* [Materials provided]:
-- -- --

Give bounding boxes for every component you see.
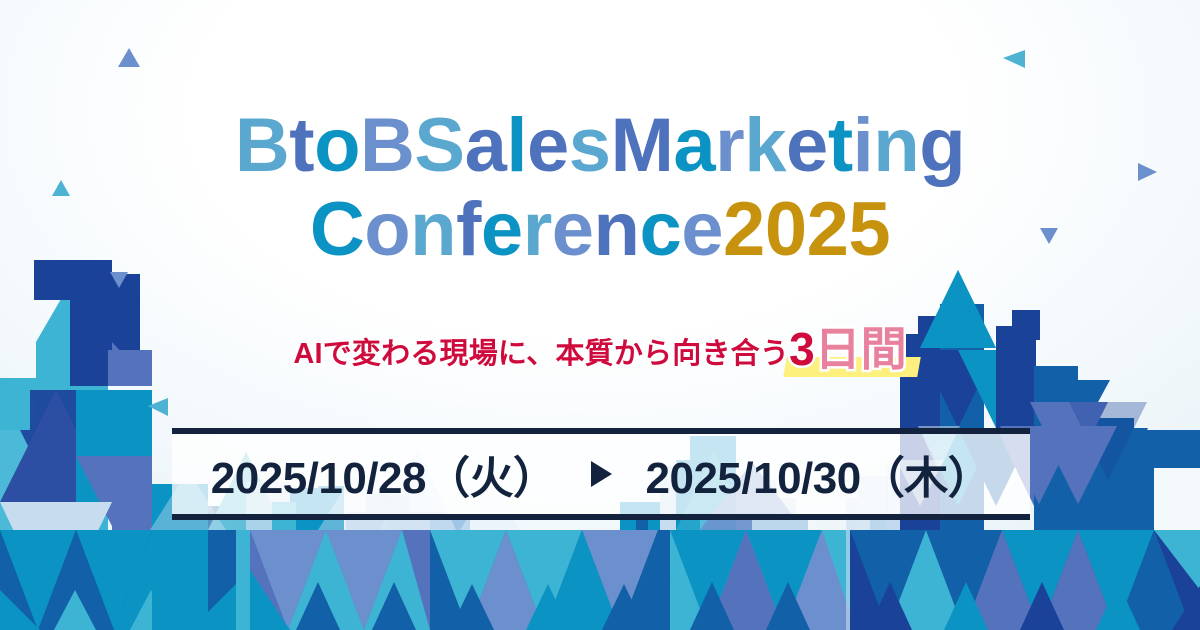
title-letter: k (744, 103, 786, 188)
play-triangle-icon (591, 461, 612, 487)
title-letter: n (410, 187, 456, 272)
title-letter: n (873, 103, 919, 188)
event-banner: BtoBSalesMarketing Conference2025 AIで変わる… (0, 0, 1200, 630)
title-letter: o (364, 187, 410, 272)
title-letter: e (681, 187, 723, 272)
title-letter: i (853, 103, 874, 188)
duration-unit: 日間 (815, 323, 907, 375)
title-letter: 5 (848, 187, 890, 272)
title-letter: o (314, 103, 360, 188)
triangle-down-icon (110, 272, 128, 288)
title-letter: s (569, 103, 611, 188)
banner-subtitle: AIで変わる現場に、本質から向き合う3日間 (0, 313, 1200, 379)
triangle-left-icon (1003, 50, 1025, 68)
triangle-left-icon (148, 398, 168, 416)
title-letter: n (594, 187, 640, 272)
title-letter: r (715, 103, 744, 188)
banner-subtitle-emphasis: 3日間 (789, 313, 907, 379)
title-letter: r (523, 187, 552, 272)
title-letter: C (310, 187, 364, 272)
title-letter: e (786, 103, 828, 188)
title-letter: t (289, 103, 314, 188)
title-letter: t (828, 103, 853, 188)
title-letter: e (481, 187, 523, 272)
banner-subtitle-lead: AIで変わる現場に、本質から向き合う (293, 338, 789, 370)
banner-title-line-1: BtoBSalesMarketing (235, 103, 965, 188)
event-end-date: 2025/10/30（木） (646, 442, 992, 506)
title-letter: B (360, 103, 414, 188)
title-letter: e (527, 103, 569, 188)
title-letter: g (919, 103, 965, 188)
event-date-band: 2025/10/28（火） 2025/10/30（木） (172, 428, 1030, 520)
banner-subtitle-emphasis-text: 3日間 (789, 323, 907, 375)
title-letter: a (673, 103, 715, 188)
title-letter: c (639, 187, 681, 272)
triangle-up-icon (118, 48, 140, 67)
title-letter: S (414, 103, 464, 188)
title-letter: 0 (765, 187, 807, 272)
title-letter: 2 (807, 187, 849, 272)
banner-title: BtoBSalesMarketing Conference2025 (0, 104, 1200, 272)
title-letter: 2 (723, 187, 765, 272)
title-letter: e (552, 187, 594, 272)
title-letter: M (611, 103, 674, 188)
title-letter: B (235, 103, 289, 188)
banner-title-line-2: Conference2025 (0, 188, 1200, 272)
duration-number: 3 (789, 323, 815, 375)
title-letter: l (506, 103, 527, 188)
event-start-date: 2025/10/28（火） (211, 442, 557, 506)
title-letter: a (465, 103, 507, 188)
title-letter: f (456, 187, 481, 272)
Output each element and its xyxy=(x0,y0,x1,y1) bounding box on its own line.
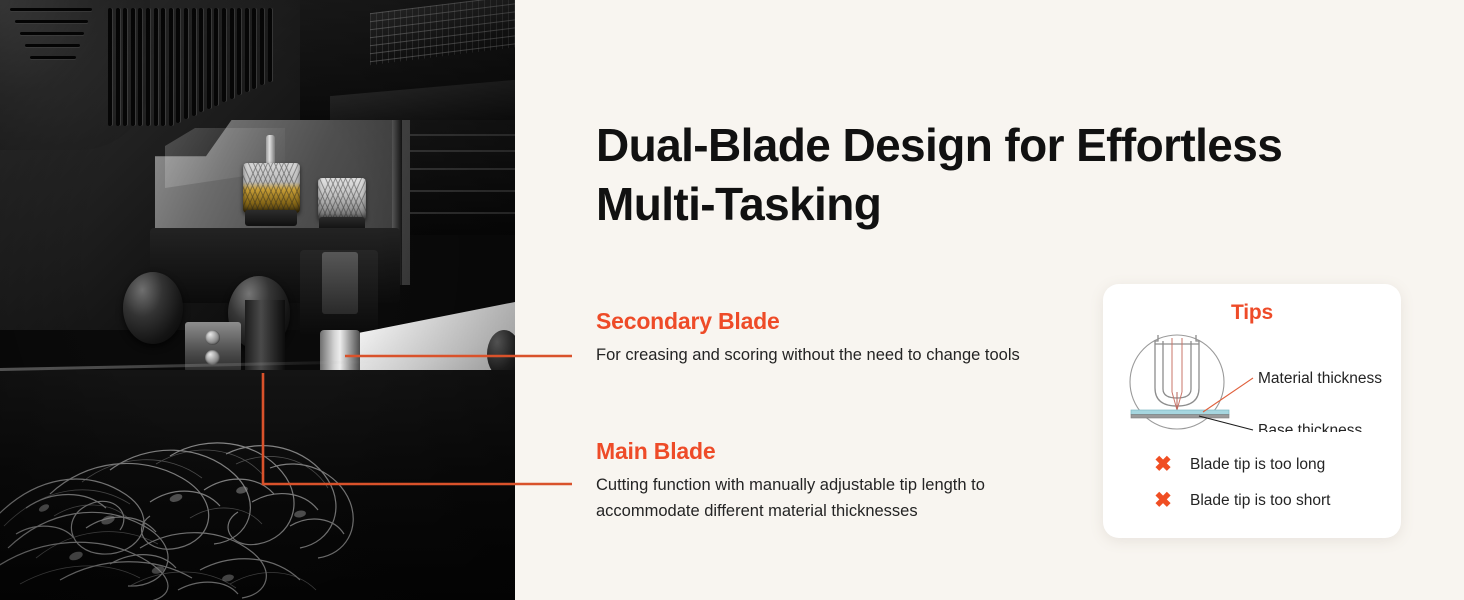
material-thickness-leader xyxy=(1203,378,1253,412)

-- -- --

* [Written request]: Render every line of the items above as a JSON list of strings, one string per line, with blank lines omitted and the pictures left out.

* [Exercise response]:
[
  "Give bounding boxes for every component you see.",
  "title-letter: k (744, 103, 786, 188)",
  "play-triangle-icon (591, 461, 612, 487)",
  "title-letter: n (410, 187, 456, 272)",
  "title-letter: n (873, 103, 919, 188)",
  "event-banner: BtoBSalesMarketing Conference2025 AIで変わる… (0, 0, 1200, 630)",
  "title-letter: o (364, 187, 410, 272)",
  "title-letter: e (681, 187, 723, 272)",
  "title-letter: i (853, 103, 874, 188)",
  "duration-unit: 日間 (815, 323, 907, 375)",
  "title-letter: 5 (848, 187, 890, 272)",
  "title-letter: o (314, 103, 360, 188)",
  "triangle-down-icon (110, 272, 128, 288)",
  "title-letter: s (569, 103, 611, 188)",
  "banner-subtitle: AIで変わる現場に、本質から向き合う3日間 (0, 313, 1200, 379)",
  "triangle-left-icon (1003, 50, 1025, 68)",
  "triangle-left-icon (148, 398, 168, 416)",
  "title-letter: n (594, 187, 640, 272)",
  "title-letter: r (715, 103, 744, 188)",
  "banner-subtitle-emphasis: 3日間 (789, 313, 907, 379)",
  "title-letter: r (523, 187, 552, 272)",
  "title-letter: C (310, 187, 364, 272)",
  "title-letter: e (786, 103, 828, 188)",
  "title-letter: t (289, 103, 314, 188)",
  "title-letter: t (828, 103, 853, 188)",
  "title-letter: e (481, 187, 523, 272)",
  "banner-subtitle-lead: AIで変わる現場に、本質から向き合う (293, 338, 789, 370)",
  "banner-title-line-1: BtoBSalesMarketing (235, 103, 965, 188)",
  "event-end-date: 2025/10/30（木） (646, 442, 992, 506)",
  "title-letter: B (360, 103, 414, 188)",
  "title-letter: e (527, 103, 569, 188)",
  "title-letter: g (919, 103, 965, 188)",
  "event-date-band: 2025/10/28（火） 2025/10/30（木） (172, 428, 1030, 520)",
  "banner-subtitle-emphasis-text: 3日間 (789, 323, 907, 375)",
  "title-letter: a (673, 103, 715, 188)",
  "title-letter: c (639, 187, 681, 272)",
  "triangle-up-icon (118, 48, 140, 67)",
  "title-letter: S (414, 103, 464, 188)",
  "title-letter: 0 (765, 187, 807, 272)",
  "title-letter: 2 (807, 187, 849, 272)",
  "banner-title: BtoBSalesMarketing Conference2025 (0, 104, 1200, 272)",
  "title-letter: 2 (723, 187, 765, 272)",
  "title-letter: e (552, 187, 594, 272)",
  "title-letter: M (611, 103, 674, 188)",
  "title-letter: B (235, 103, 289, 188)",
  "banner-title-line-2: Conference2025 (0, 188, 1200, 272)",
  "duration-number: 3 (789, 323, 815, 375)",
  "title-letter: l (506, 103, 527, 188)",
  "event-start-date: 2025/10/28（火） (211, 442, 557, 506)",
  "title-letter: a (465, 103, 507, 188)",
  "title-letter: f (456, 187, 481, 272)",
  "Output each element and its xyxy=(x0,y0,x1,y1) bounding box on its own line.",
  "material-thickness-leader xyxy=(1203,378,1253,412)"
]